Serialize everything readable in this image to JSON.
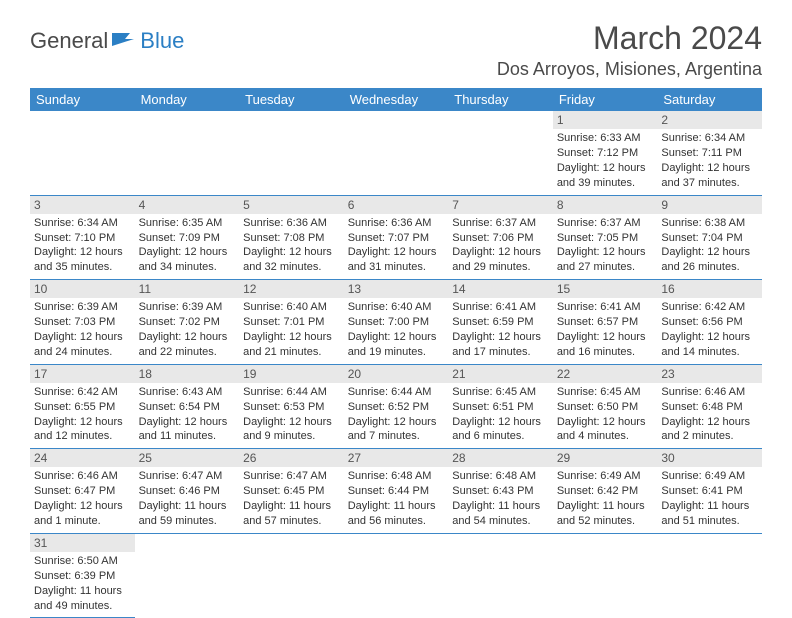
{
  "logo": {
    "text1": "General",
    "text2": "Blue"
  },
  "title": "March 2024",
  "location": "Dos Arroyos, Misiones, Argentina",
  "weekdays": [
    "Sunday",
    "Monday",
    "Tuesday",
    "Wednesday",
    "Thursday",
    "Friday",
    "Saturday"
  ],
  "colors": {
    "header_bg": "#3b87c8",
    "header_fg": "#ffffff",
    "daynum_bg": "#e8e8e8",
    "border": "#3b87c8"
  },
  "weeks": [
    [
      null,
      null,
      null,
      null,
      null,
      {
        "n": "1",
        "sr": "6:33 AM",
        "ss": "7:12 PM",
        "dl": "12 hours and 39 minutes."
      },
      {
        "n": "2",
        "sr": "6:34 AM",
        "ss": "7:11 PM",
        "dl": "12 hours and 37 minutes."
      }
    ],
    [
      {
        "n": "3",
        "sr": "6:34 AM",
        "ss": "7:10 PM",
        "dl": "12 hours and 35 minutes."
      },
      {
        "n": "4",
        "sr": "6:35 AM",
        "ss": "7:09 PM",
        "dl": "12 hours and 34 minutes."
      },
      {
        "n": "5",
        "sr": "6:36 AM",
        "ss": "7:08 PM",
        "dl": "12 hours and 32 minutes."
      },
      {
        "n": "6",
        "sr": "6:36 AM",
        "ss": "7:07 PM",
        "dl": "12 hours and 31 minutes."
      },
      {
        "n": "7",
        "sr": "6:37 AM",
        "ss": "7:06 PM",
        "dl": "12 hours and 29 minutes."
      },
      {
        "n": "8",
        "sr": "6:37 AM",
        "ss": "7:05 PM",
        "dl": "12 hours and 27 minutes."
      },
      {
        "n": "9",
        "sr": "6:38 AM",
        "ss": "7:04 PM",
        "dl": "12 hours and 26 minutes."
      }
    ],
    [
      {
        "n": "10",
        "sr": "6:39 AM",
        "ss": "7:03 PM",
        "dl": "12 hours and 24 minutes."
      },
      {
        "n": "11",
        "sr": "6:39 AM",
        "ss": "7:02 PM",
        "dl": "12 hours and 22 minutes."
      },
      {
        "n": "12",
        "sr": "6:40 AM",
        "ss": "7:01 PM",
        "dl": "12 hours and 21 minutes."
      },
      {
        "n": "13",
        "sr": "6:40 AM",
        "ss": "7:00 PM",
        "dl": "12 hours and 19 minutes."
      },
      {
        "n": "14",
        "sr": "6:41 AM",
        "ss": "6:59 PM",
        "dl": "12 hours and 17 minutes."
      },
      {
        "n": "15",
        "sr": "6:41 AM",
        "ss": "6:57 PM",
        "dl": "12 hours and 16 minutes."
      },
      {
        "n": "16",
        "sr": "6:42 AM",
        "ss": "6:56 PM",
        "dl": "12 hours and 14 minutes."
      }
    ],
    [
      {
        "n": "17",
        "sr": "6:42 AM",
        "ss": "6:55 PM",
        "dl": "12 hours and 12 minutes."
      },
      {
        "n": "18",
        "sr": "6:43 AM",
        "ss": "6:54 PM",
        "dl": "12 hours and 11 minutes."
      },
      {
        "n": "19",
        "sr": "6:44 AM",
        "ss": "6:53 PM",
        "dl": "12 hours and 9 minutes."
      },
      {
        "n": "20",
        "sr": "6:44 AM",
        "ss": "6:52 PM",
        "dl": "12 hours and 7 minutes."
      },
      {
        "n": "21",
        "sr": "6:45 AM",
        "ss": "6:51 PM",
        "dl": "12 hours and 6 minutes."
      },
      {
        "n": "22",
        "sr": "6:45 AM",
        "ss": "6:50 PM",
        "dl": "12 hours and 4 minutes."
      },
      {
        "n": "23",
        "sr": "6:46 AM",
        "ss": "6:48 PM",
        "dl": "12 hours and 2 minutes."
      }
    ],
    [
      {
        "n": "24",
        "sr": "6:46 AM",
        "ss": "6:47 PM",
        "dl": "12 hours and 1 minute."
      },
      {
        "n": "25",
        "sr": "6:47 AM",
        "ss": "6:46 PM",
        "dl": "11 hours and 59 minutes."
      },
      {
        "n": "26",
        "sr": "6:47 AM",
        "ss": "6:45 PM",
        "dl": "11 hours and 57 minutes."
      },
      {
        "n": "27",
        "sr": "6:48 AM",
        "ss": "6:44 PM",
        "dl": "11 hours and 56 minutes."
      },
      {
        "n": "28",
        "sr": "6:48 AM",
        "ss": "6:43 PM",
        "dl": "11 hours and 54 minutes."
      },
      {
        "n": "29",
        "sr": "6:49 AM",
        "ss": "6:42 PM",
        "dl": "11 hours and 52 minutes."
      },
      {
        "n": "30",
        "sr": "6:49 AM",
        "ss": "6:41 PM",
        "dl": "11 hours and 51 minutes."
      }
    ],
    [
      {
        "n": "31",
        "sr": "6:50 AM",
        "ss": "6:39 PM",
        "dl": "11 hours and 49 minutes."
      },
      null,
      null,
      null,
      null,
      null,
      null
    ]
  ],
  "labels": {
    "sunrise": "Sunrise: ",
    "sunset": "Sunset: ",
    "daylight": "Daylight: "
  }
}
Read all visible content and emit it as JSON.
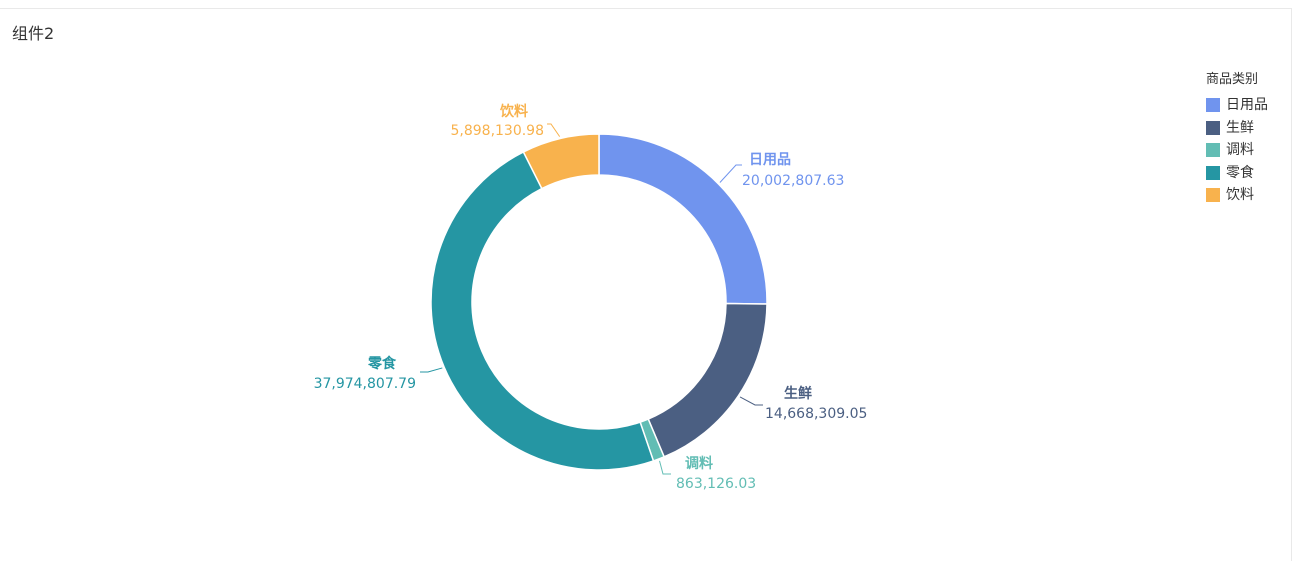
{
  "component": {
    "title": "组件2"
  },
  "legend": {
    "title": "商品类别"
  },
  "chart_data": {
    "type": "pie",
    "variant": "donut",
    "legend_position": "top-right",
    "categories": [
      "日用品",
      "生鲜",
      "调料",
      "零食",
      "饮料"
    ],
    "values": [
      20002807.63,
      14668309.05,
      863126.03,
      37974807.79,
      5898130.98
    ],
    "value_labels": [
      "20,002,807.63",
      "14,668,309.05",
      "863,126.03",
      "37,974,807.79",
      "5,898,130.98"
    ],
    "colors": [
      "#7094ee",
      "#4b5f82",
      "#62bdb4",
      "#2596a3",
      "#f8b24d"
    ]
  }
}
○ ○ ○ ○ ○ ○ ○
Report how many lines of the preceding records include "JSON". Output the number only.

Reply to the exercise >> 2